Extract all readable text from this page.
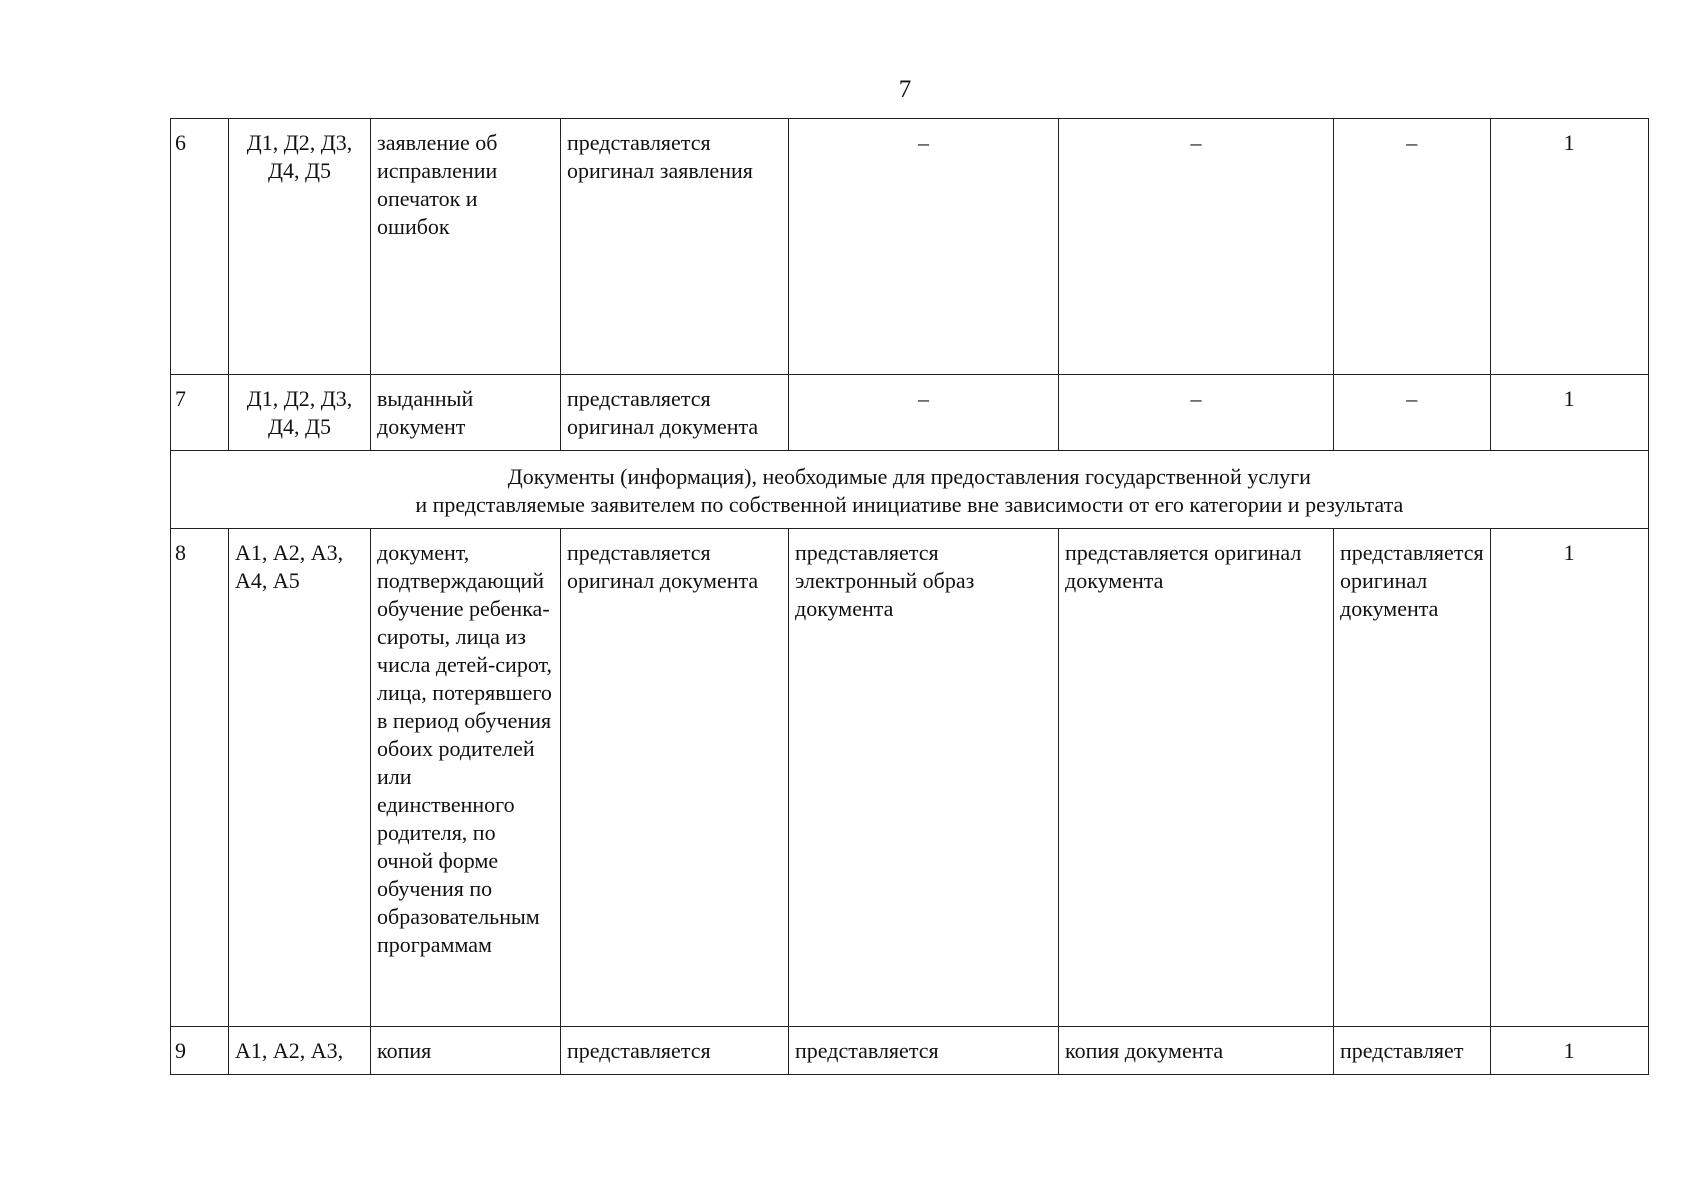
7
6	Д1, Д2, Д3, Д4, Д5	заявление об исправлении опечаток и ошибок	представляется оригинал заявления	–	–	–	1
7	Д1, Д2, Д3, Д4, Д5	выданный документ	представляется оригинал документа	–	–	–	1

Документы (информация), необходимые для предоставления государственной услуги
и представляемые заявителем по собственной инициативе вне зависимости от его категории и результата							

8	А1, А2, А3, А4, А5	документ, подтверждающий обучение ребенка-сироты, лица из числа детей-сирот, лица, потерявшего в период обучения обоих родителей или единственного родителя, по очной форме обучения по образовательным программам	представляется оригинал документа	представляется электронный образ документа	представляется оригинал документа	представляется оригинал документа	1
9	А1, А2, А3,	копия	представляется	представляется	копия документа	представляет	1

☆ ☆ ☆ ☆

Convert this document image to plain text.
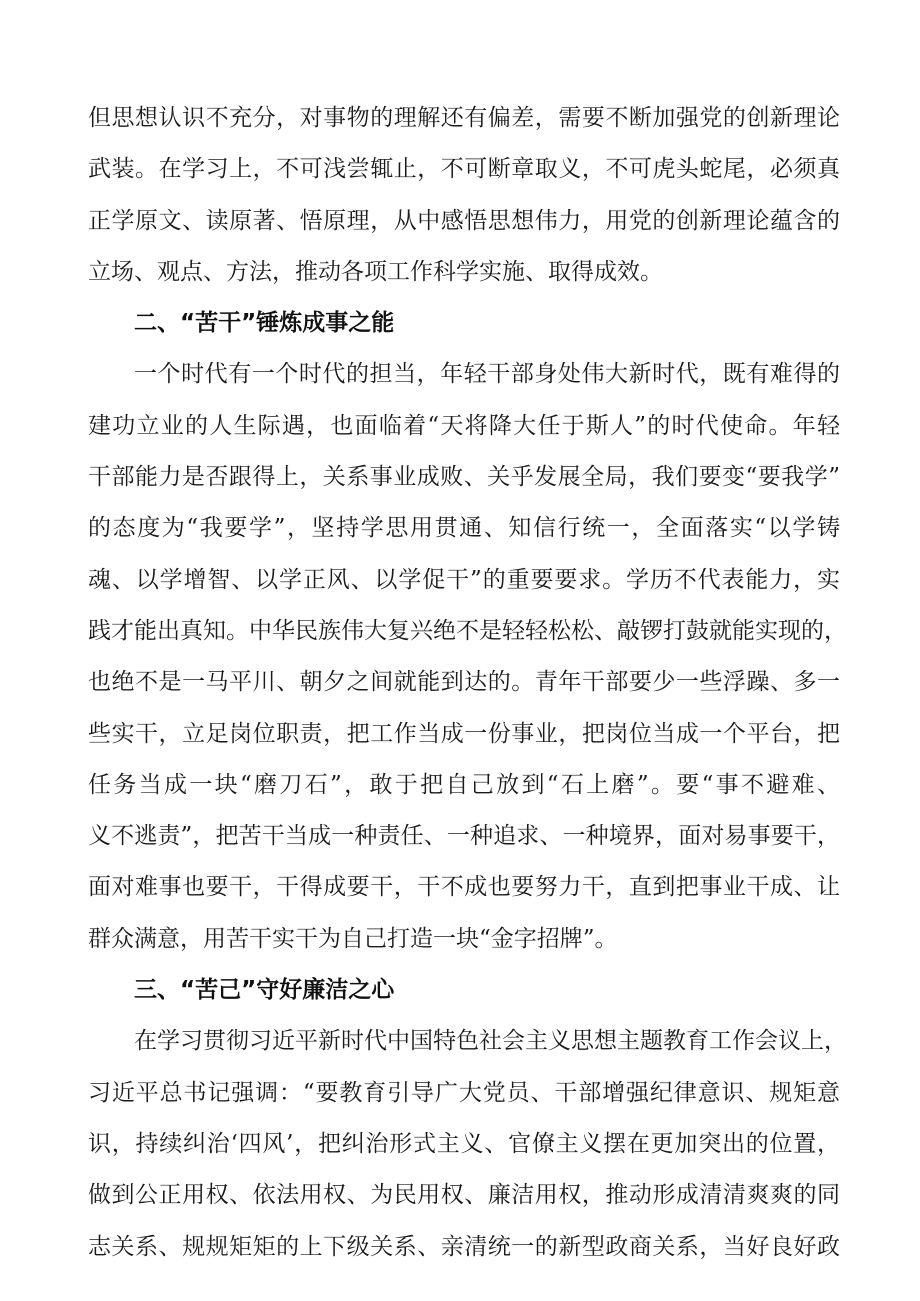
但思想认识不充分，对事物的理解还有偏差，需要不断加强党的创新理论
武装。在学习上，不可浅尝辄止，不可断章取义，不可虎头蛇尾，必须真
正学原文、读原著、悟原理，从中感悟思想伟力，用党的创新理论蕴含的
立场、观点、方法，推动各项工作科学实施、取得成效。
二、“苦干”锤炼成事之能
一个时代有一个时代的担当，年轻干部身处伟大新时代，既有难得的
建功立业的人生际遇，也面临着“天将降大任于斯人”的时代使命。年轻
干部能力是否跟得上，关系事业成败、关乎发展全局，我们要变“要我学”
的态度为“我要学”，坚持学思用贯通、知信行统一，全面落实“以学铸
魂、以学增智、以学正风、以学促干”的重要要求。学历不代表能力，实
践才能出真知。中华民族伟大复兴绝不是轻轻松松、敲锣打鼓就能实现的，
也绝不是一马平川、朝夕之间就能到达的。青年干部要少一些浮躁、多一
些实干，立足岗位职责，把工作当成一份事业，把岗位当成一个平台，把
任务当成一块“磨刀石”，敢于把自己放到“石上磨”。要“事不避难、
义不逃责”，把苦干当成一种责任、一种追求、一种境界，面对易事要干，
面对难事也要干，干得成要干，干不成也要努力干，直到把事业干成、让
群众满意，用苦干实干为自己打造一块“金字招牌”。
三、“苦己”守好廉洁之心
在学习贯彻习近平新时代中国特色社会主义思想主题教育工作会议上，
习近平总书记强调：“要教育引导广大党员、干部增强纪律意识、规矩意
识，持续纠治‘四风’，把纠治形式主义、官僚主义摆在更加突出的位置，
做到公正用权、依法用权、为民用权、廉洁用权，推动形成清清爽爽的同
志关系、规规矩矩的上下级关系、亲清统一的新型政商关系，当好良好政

☆ ☆ ☆ ☆

Copy each line of the listing that holds the word "text".

Reply:
Extract all readable text from this page.
Convert this document image to plain text.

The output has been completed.